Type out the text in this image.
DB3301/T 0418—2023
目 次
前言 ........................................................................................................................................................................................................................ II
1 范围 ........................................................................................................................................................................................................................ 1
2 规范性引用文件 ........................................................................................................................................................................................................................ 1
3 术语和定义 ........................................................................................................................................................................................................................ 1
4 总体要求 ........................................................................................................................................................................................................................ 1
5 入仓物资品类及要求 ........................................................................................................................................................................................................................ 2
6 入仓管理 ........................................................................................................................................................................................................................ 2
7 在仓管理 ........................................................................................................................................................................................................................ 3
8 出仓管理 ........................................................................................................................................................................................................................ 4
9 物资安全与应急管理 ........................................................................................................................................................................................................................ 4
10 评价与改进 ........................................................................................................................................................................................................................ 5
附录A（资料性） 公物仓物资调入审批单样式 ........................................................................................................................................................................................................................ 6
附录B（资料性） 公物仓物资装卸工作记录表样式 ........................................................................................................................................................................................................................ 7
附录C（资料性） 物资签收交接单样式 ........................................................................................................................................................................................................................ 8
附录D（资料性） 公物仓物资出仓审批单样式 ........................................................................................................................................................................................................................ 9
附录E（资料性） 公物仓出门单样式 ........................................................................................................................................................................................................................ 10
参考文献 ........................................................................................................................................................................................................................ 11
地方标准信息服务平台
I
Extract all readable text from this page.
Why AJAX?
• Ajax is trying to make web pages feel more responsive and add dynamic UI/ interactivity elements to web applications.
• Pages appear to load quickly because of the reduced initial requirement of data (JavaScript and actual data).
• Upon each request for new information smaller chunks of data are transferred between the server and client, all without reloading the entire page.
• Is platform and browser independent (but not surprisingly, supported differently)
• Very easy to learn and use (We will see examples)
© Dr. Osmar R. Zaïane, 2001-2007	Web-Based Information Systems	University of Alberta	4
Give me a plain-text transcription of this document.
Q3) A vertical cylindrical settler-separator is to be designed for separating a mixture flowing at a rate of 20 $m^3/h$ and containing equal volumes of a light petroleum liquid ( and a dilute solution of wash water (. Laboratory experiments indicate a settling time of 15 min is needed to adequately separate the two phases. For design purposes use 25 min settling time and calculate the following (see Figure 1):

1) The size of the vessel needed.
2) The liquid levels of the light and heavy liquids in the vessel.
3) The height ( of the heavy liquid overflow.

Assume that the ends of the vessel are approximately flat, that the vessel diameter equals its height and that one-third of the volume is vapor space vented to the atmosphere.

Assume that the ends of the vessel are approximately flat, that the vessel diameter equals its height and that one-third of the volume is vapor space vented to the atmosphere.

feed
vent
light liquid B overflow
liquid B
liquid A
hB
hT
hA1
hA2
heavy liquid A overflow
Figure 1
+-------+
_DESCRIPTION OF THE TASK_
Type the whole listing again, unaltered.

_TASK RESPONSE_
Type out the text in this image.
DB3301/T 0418—2023
目 次
前言 ........................................................................................................................................................................................................................ II
1 范围 ........................................................................................................................................................................................................................ 1
2 规范性引用文件 ........................................................................................................................................................................................................................ 1
3 术语和定义 ........................................................................................................................................................................................................................ 1
4 总体要求 ........................................................................................................................................................................................................................ 1
5 入仓物资品类及要求 ........................................................................................................................................................................................................................ 2
6 入仓管理 ........................................................................................................................................................................................................................ 2
7 在仓管理 ........................................................................................................................................................................................................................ 3
8 出仓管理 ........................................................................................................................................................................................................................ 4
9 物资安全与应急管理 ........................................................................................................................................................................................................................ 4
10 评价与改进 ........................................................................................................................................................................................................................ 5
附录A（资料性） 公物仓物资调入审批单样式 ........................................................................................................................................................................................................................ 6
附录B（资料性） 公物仓物资装卸工作记录表样式 ........................................................................................................................................................................................................................ 7
附录C（资料性） 物资签收交接单样式 ........................................................................................................................................................................................................................ 8
附录D（资料性） 公物仓物资出仓审批单样式 ........................................................................................................................................................................................................................ 9
附录E（资料性） 公物仓出门单样式 ........................................................................................................................................................................................................................ 10
参考文献 ........................................................................................................................................................................................................................ 11
地方标准信息服务平台
I
Extract all readable text from this page.
Why AJAX?
• Ajax is trying to make web pages feel more responsive and add dynamic UI/ interactivity elements to web applications.
• Pages appear to load quickly because of the reduced initial requirement of data (JavaScript and actual data).
• Upon each request for new information smaller chunks of data are transferred between the server and client, all without reloading the entire page.
• Is platform and browser independent (but not surprisingly, supported differently)
• Very easy to learn and use (We will see examples)
© Dr. Osmar R. Zaïane, 2001-2007	Web-Based Information Systems	University of Alberta	4
Give me a plain-text transcription of this document.
Q3) A vertical cylindrical settler-separator is to be designed for separating a mixture flowing at a rate of 20 $m^3/h$ and containing equal volumes of a light petroleum liquid ( and a dilute solution of wash water (. Laboratory experiments indicate a settling time of 15 min is needed to adequately separate the two phases. For design purposes use 25 min settling time and calculate the following (see Figure 1):

1) The size of the vessel needed.
2) The liquid levels of the light and heavy liquids in the vessel.
3) The height ( of the heavy liquid overflow.

Assume that the ends of the vessel are approximately flat, that the vessel diameter equals its height and that one-third of the volume is vapor space vented to the atmosphere.

Assume that the ends of the vessel are approximately flat, that the vessel diameter equals its height and that one-third of the volume is vapor space vented to the atmosphere.

feed
vent
light liquid B overflow
liquid B
liquid A
hB
hT
hA1
hA2
heavy liquid A overflow
Figure 1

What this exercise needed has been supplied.